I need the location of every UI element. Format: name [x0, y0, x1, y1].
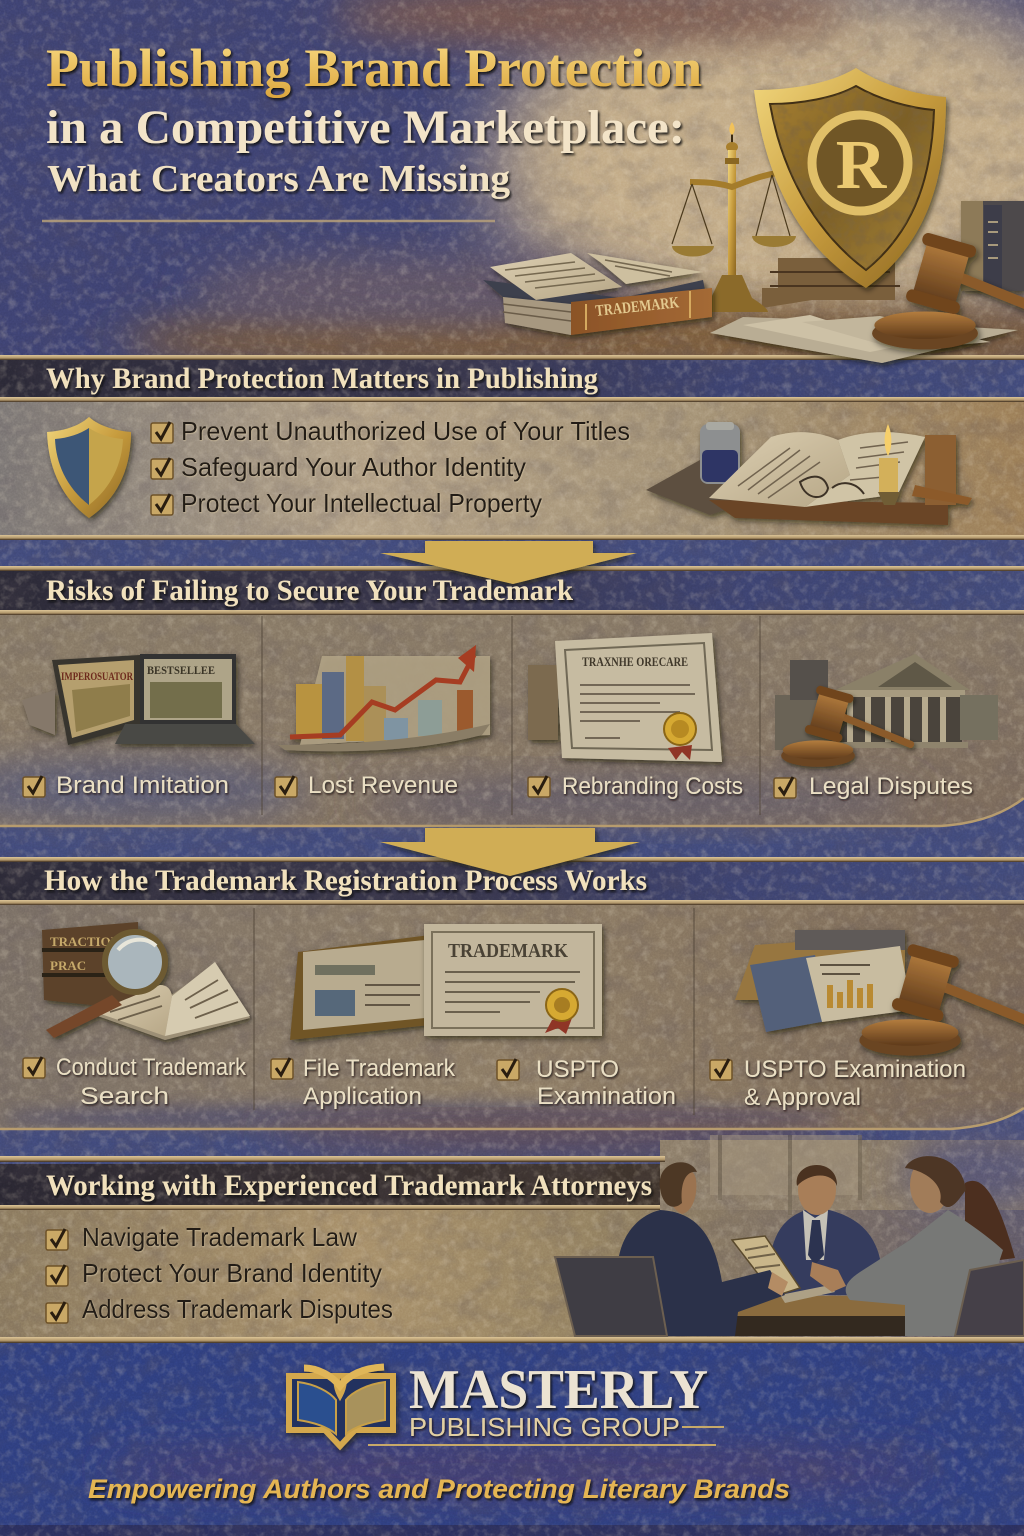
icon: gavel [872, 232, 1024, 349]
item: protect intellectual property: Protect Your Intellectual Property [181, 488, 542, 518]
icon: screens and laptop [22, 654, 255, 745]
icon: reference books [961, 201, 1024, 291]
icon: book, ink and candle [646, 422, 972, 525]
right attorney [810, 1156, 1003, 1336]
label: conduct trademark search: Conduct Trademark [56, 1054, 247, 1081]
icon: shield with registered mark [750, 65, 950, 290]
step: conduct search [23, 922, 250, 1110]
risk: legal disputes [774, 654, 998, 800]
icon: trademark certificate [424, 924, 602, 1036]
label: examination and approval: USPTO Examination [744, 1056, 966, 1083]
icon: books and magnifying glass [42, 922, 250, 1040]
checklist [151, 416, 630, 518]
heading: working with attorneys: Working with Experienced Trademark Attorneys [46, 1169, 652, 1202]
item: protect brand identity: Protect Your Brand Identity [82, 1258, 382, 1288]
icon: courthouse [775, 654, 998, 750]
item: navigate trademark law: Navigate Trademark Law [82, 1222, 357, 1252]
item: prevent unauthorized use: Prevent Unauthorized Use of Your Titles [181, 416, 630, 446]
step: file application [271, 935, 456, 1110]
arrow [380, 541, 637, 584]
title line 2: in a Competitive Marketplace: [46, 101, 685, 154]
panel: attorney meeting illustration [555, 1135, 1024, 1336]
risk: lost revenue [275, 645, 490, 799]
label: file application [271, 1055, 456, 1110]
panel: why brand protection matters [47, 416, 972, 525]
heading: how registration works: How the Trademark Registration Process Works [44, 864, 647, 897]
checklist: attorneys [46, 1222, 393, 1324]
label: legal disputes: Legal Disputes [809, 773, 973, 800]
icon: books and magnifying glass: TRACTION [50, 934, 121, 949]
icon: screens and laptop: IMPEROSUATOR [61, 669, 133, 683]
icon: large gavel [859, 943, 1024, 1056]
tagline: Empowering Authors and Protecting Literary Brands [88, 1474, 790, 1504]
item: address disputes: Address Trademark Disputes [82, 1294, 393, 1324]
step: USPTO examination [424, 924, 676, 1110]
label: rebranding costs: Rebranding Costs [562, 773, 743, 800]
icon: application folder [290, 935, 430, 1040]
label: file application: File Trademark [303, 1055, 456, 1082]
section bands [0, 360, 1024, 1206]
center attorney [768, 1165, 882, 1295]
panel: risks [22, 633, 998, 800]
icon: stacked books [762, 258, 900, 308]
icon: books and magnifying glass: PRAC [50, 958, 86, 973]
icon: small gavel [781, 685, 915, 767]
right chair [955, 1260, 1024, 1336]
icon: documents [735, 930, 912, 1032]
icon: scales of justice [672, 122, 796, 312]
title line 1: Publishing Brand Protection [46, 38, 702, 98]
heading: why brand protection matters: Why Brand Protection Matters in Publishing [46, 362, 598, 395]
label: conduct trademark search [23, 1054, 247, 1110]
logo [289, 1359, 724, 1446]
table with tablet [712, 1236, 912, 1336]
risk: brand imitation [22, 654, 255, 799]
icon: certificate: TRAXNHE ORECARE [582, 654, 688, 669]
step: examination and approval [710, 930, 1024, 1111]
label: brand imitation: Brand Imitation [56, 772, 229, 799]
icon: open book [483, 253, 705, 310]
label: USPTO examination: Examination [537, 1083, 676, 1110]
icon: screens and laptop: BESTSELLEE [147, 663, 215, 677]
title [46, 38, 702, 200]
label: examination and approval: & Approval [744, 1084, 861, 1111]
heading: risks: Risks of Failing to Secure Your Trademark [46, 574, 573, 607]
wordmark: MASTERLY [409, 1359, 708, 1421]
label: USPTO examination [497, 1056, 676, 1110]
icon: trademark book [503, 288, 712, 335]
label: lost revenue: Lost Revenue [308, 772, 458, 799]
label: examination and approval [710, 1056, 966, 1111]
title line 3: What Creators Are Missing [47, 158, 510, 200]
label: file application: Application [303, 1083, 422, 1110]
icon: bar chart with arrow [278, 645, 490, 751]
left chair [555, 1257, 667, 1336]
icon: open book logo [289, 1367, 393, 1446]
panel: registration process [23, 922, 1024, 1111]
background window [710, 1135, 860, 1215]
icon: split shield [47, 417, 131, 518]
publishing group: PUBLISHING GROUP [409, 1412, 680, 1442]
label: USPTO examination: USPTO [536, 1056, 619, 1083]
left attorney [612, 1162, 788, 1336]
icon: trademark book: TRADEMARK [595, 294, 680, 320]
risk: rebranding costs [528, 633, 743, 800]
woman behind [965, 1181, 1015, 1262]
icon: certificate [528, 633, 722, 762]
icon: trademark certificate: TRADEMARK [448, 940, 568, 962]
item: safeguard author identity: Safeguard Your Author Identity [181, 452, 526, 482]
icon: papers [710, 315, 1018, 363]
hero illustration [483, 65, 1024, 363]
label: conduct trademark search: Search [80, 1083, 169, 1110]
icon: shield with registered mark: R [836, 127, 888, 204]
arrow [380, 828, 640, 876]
------
### WHAT TO PRODUCE
Please reproduce, unchanged, the record lines in the stretch from the one containing "icon: gavel [872, 232, 1024, 349]" through the one containing "right attorney [810, 1156, 1003, 1336]".

### ANSWER IN FULL
icon: gavel [872, 232, 1024, 349]
item: protect intellectual property: Protect Your Intellectual Property [181, 488, 542, 518]
icon: screens and laptop [22, 654, 255, 745]
icon: reference books [961, 201, 1024, 291]
icon: book, ink and candle [646, 422, 972, 525]
right attorney [810, 1156, 1003, 1336]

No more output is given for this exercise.